*DATA LINES*
+---+

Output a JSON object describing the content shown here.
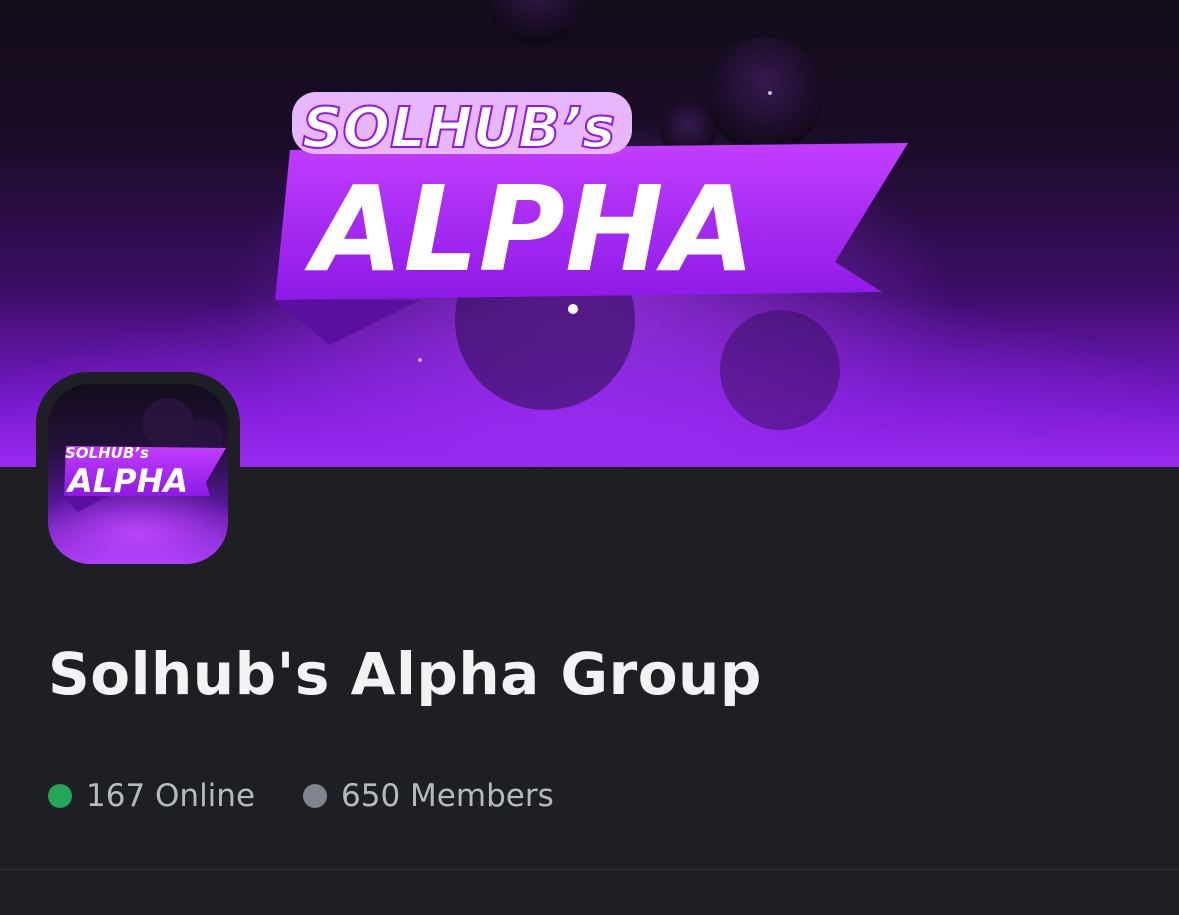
{
  "banner": {
    "line1": "SOLHUB’s",
    "line2": "ALPHA"
  },
  "avatar": {
    "line1": "SOLHUB’s",
    "line2": "ALPHA"
  },
  "server": {
    "name": "Solhub's Alpha Group",
    "online_label": "167 Online",
    "members_label": "650 Members"
  },
  "colors": {
    "accent_purple": "#a63cf5",
    "online_dot": "#23a55a",
    "members_dot": "#80848e",
    "background": "#1e1f22"
  }
}
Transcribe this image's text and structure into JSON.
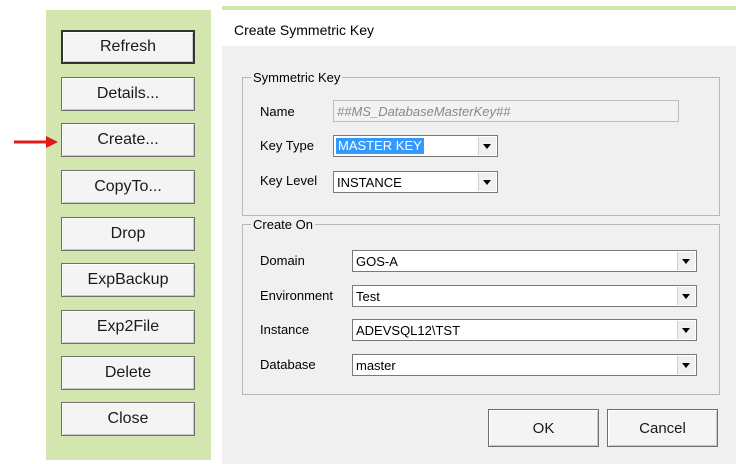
{
  "left_buttons": [
    {
      "label": "Refresh"
    },
    {
      "label": "Details..."
    },
    {
      "label": "Create..."
    },
    {
      "label": "CopyTo..."
    },
    {
      "label": "Drop"
    },
    {
      "label": "ExpBackup"
    },
    {
      "label": "Exp2File"
    },
    {
      "label": "Delete"
    },
    {
      "label": "Close"
    }
  ],
  "dialog": {
    "title": "Create Symmetric Key",
    "symmetric_key": {
      "legend": "Symmetric Key",
      "name_label": "Name",
      "name_value": "##MS_DatabaseMasterKey##",
      "key_type_label": "Key Type",
      "key_type_value": "MASTER KEY",
      "key_level_label": "Key Level",
      "key_level_value": "INSTANCE"
    },
    "create_on": {
      "legend": "Create On",
      "domain_label": "Domain",
      "domain_value": "GOS-A",
      "environment_label": "Environment",
      "environment_value": "Test",
      "instance_label": "Instance",
      "instance_value": "ADEVSQL12\\TST",
      "database_label": "Database",
      "database_value": "master"
    },
    "ok_label": "OK",
    "cancel_label": "Cancel"
  },
  "colors": {
    "panel_green": "#d4e6b0",
    "arrow_red": "#e01b1b",
    "selection_blue": "#3399ff"
  }
}
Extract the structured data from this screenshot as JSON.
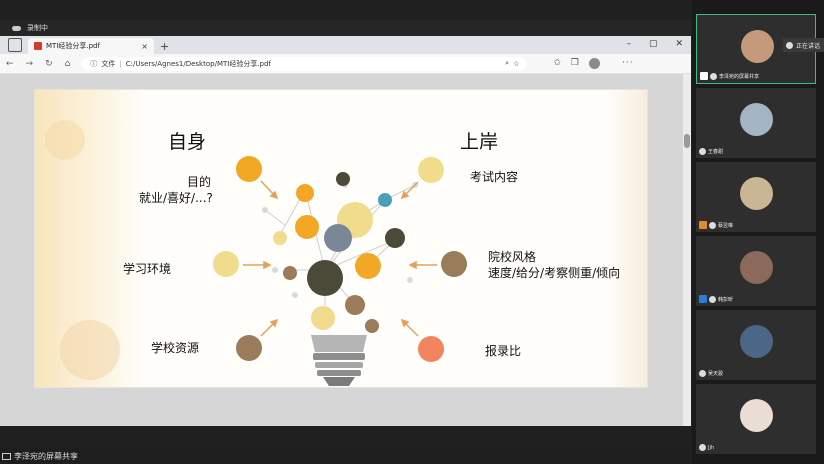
{
  "recording": {
    "label": "录制中"
  },
  "browser": {
    "tab_title": "MTI经验分享.pdf",
    "tab_close": "×",
    "new_tab": "+",
    "win_min": "–",
    "win_max": "▢",
    "win_close": "✕",
    "url_prefix": "文件",
    "url": "C:/Users/Agnes1/Desktop/MTI经验分享.pdf"
  },
  "slide": {
    "title_left": "自身",
    "title_right": "上岸",
    "labels": {
      "goal": "目的",
      "goal_sub": "就业/喜好/...?",
      "env": "学习环境",
      "resources": "学校资源",
      "content": "考试内容",
      "style": "院校风格",
      "style_sub": "速度/给分/考察侧重/倾向",
      "ratio": "报录比"
    }
  },
  "share_label": "李泽宛的屏幕共享",
  "panel": {
    "speaking": "正在讲话",
    "cards": [
      {
        "name": "李泽宛的屏幕共享",
        "avatar_color": "#c59a7a"
      },
      {
        "name": "王春甜",
        "avatar_color": "#a3b4c3"
      },
      {
        "name": "蔡昱琳",
        "avatar_color": "#c8b694"
      },
      {
        "name": "韩彭昕",
        "avatar_color": "#8b6a5c"
      },
      {
        "name": "吴天骏",
        "avatar_color": "#4c6688"
      },
      {
        "name": "Jjh",
        "avatar_color": "#e9ddd4"
      }
    ]
  },
  "colors": {
    "orange": "#f2a825",
    "yellow_light": "#f0dc8c",
    "olive": "#4b4a38",
    "brown": "#9a7c5a",
    "teal": "#4aa0b8",
    "coral": "#f38460",
    "slate": "#7a8796"
  }
}
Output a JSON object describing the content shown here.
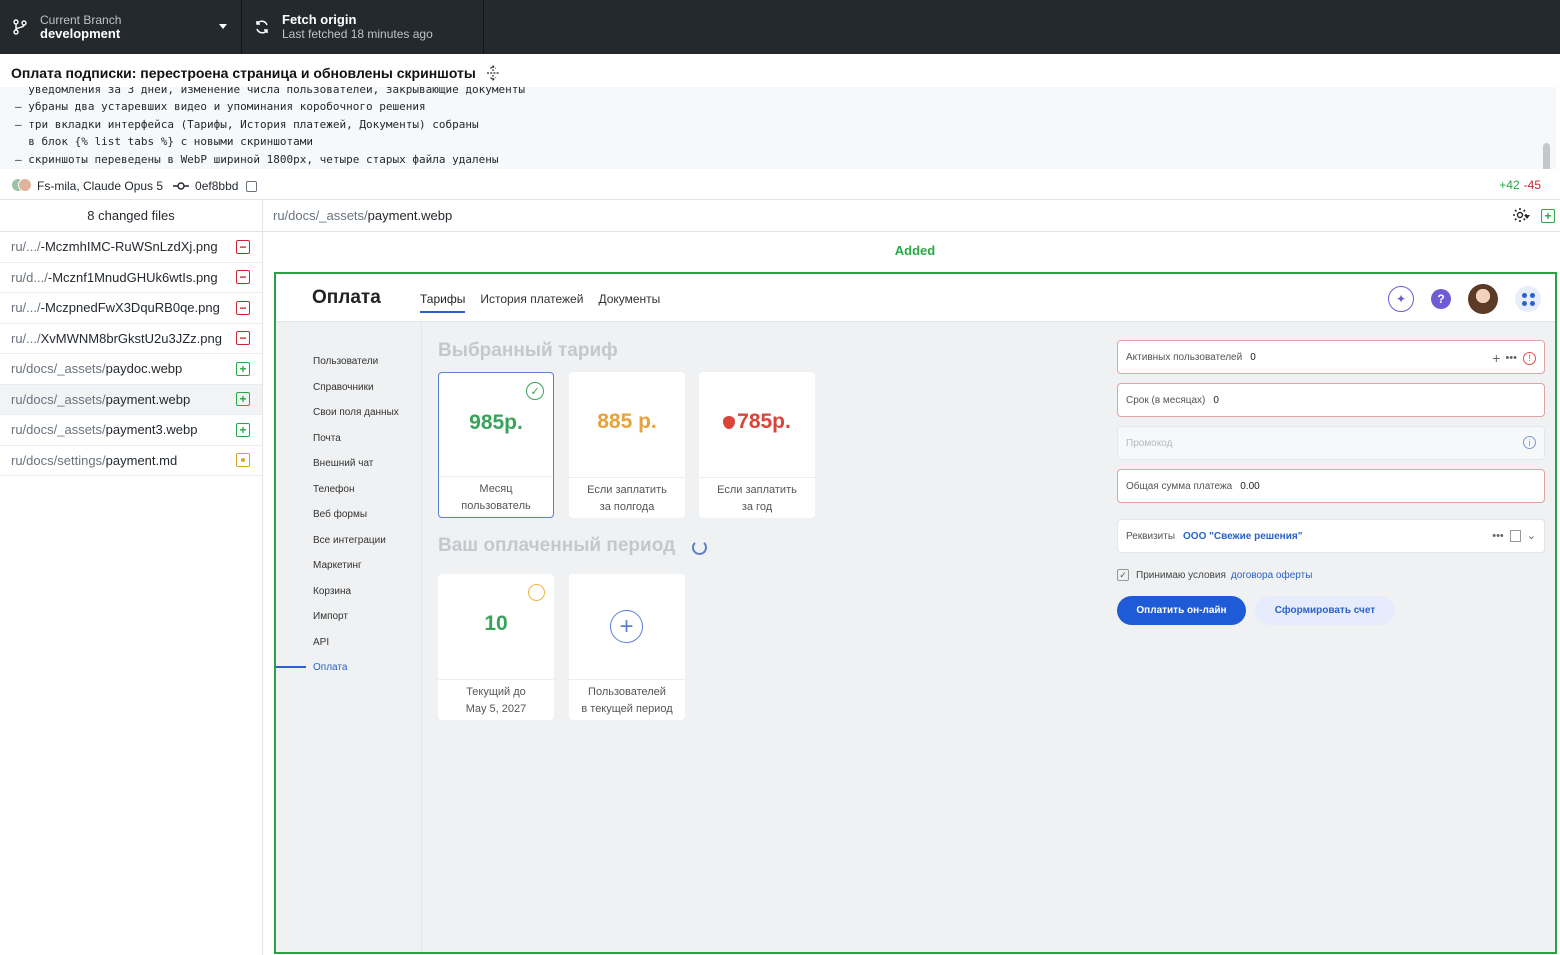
{
  "toolbar": {
    "branch_label": "Current Branch",
    "branch_name": "development",
    "fetch_label": "Fetch origin",
    "fetch_status": "Last fetched 18 minutes ago"
  },
  "commit": {
    "title": "Оплата подписки: перестроена страница и обновлены скриншоты",
    "body": "  уведомления за 3 дней, изменение числа пользователей, закрывающие документы\n– убраны два устаревших видео и упоминания коробочного решения\n– три вкладки интерфейса (Тарифы, История платежей, Документы) собраны\n  в блок {% list tabs %} с новыми скриншотами\n– скриншоты переведены в WebP шириной 1800px, четыре старых файла удалены",
    "authors": "Fs-mila, Claude Opus 5",
    "sha": "0ef8bbd",
    "additions": "+42",
    "deletions": "-45"
  },
  "sidebar": {
    "header": "8 changed files",
    "files": [
      {
        "dim": "ru/.../",
        "name": "-MczmhIMC-RuWSnLzdXj.png",
        "status": "deleted"
      },
      {
        "dim": "ru/d.../",
        "name": "-Mcznf1MnudGHUk6wtIs.png",
        "status": "deleted"
      },
      {
        "dim": "ru/.../",
        "name": "-MczpnedFwX3DquRB0qe.png",
        "status": "deleted"
      },
      {
        "dim": "ru/.../",
        "name": "XvMWNM8brGkstU2u3JZz.png",
        "status": "deleted"
      },
      {
        "dim": "ru/docs/_assets/",
        "name": "paydoc.webp",
        "status": "added"
      },
      {
        "dim": "ru/docs/_assets/",
        "name": "payment.webp",
        "status": "added"
      },
      {
        "dim": "ru/docs/_assets/",
        "name": "payment3.webp",
        "status": "added"
      },
      {
        "dim": "ru/docs/settings/",
        "name": "payment.md",
        "status": "modified"
      }
    ]
  },
  "diff": {
    "path_dim": "ru/docs/_assets/",
    "path_name": "payment.webp",
    "status_label": "Added"
  },
  "preview": {
    "title": "Оплата",
    "tabs": [
      "Тарифы",
      "История платежей",
      "Документы"
    ],
    "nav": [
      "Пользователи",
      "Справочники",
      "Свои поля данных",
      "Почта",
      "Внешний чат",
      "Телефон",
      "Веб формы",
      "Все интеграции",
      "Маркетинг",
      "Корзина",
      "Импорт",
      "API",
      "Оплата"
    ],
    "section_tariff": "Выбранный тариф",
    "tariffs": [
      {
        "price": "985р.",
        "line1": "Месяц",
        "line2": "пользователь",
        "color": "#3aa35a"
      },
      {
        "price": "885 р.",
        "line1": "Если заплатить",
        "line2": "за полгода",
        "color": "#e8a23a"
      },
      {
        "price": "785р.",
        "line1": "Если заплатить",
        "line2": "за год",
        "color": "#d9453b"
      }
    ],
    "section_period": "Ваш оплаченный период",
    "period_cards": [
      {
        "value": "10",
        "line1": "Текущий до",
        "line2": "May 5, 2027"
      },
      {
        "line1": "Пользователей",
        "line2": "в текущей период"
      }
    ],
    "fields": {
      "active_users_label": "Активных пользователей",
      "active_users_value": "0",
      "term_label": "Срок (в месяцах)",
      "term_value": "0",
      "promo_placeholder": "Промокод",
      "total_label": "Общая сумма платежа",
      "total_value": "0.00",
      "requisites_label": "Реквизиты",
      "requisites_value": "ООО \"Свежие решения\""
    },
    "agree_text": "Принимаю условия",
    "agree_link": "договора оферты",
    "pay_button": "Оплатить он-лайн",
    "invoice_button": "Сформировать счет"
  }
}
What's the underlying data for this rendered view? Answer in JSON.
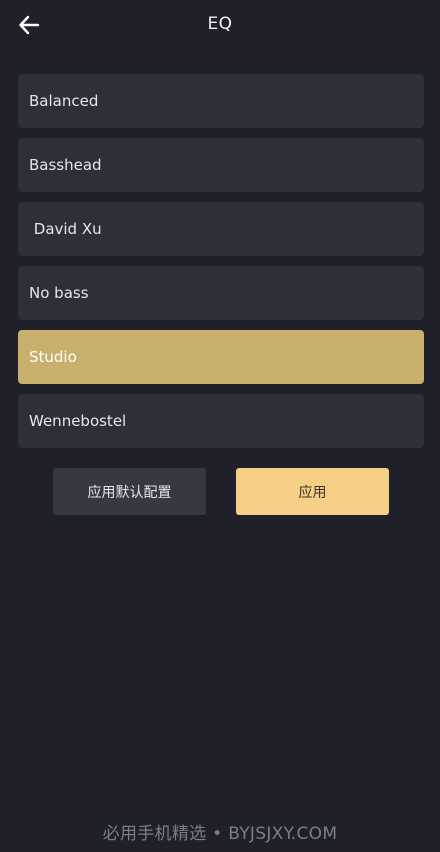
{
  "header": {
    "title": "EQ"
  },
  "presets": [
    {
      "label": "Balanced"
    },
    {
      "label": "Basshead"
    },
    {
      "label": " David Xu"
    },
    {
      "label": "No bass"
    },
    {
      "label": "Studio"
    },
    {
      "label": "Wennebostel"
    }
  ],
  "selected_preset": "Studio",
  "actions": {
    "default_label": "应用默认配置",
    "apply_label": "应用"
  },
  "watermark": "必用手机精选 • BYJSJXY.COM",
  "colors": {
    "background": "#1f2029",
    "item": "#2d3039",
    "selected": "#c8af6b",
    "apply": "#f5cf86"
  },
  "icons": {
    "back": "arrow-left-icon"
  }
}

+---+

*THE EXERCISE*
Among the lines of the data above, count those holding "решения" and state only the number.

*TASK ANSWER*
2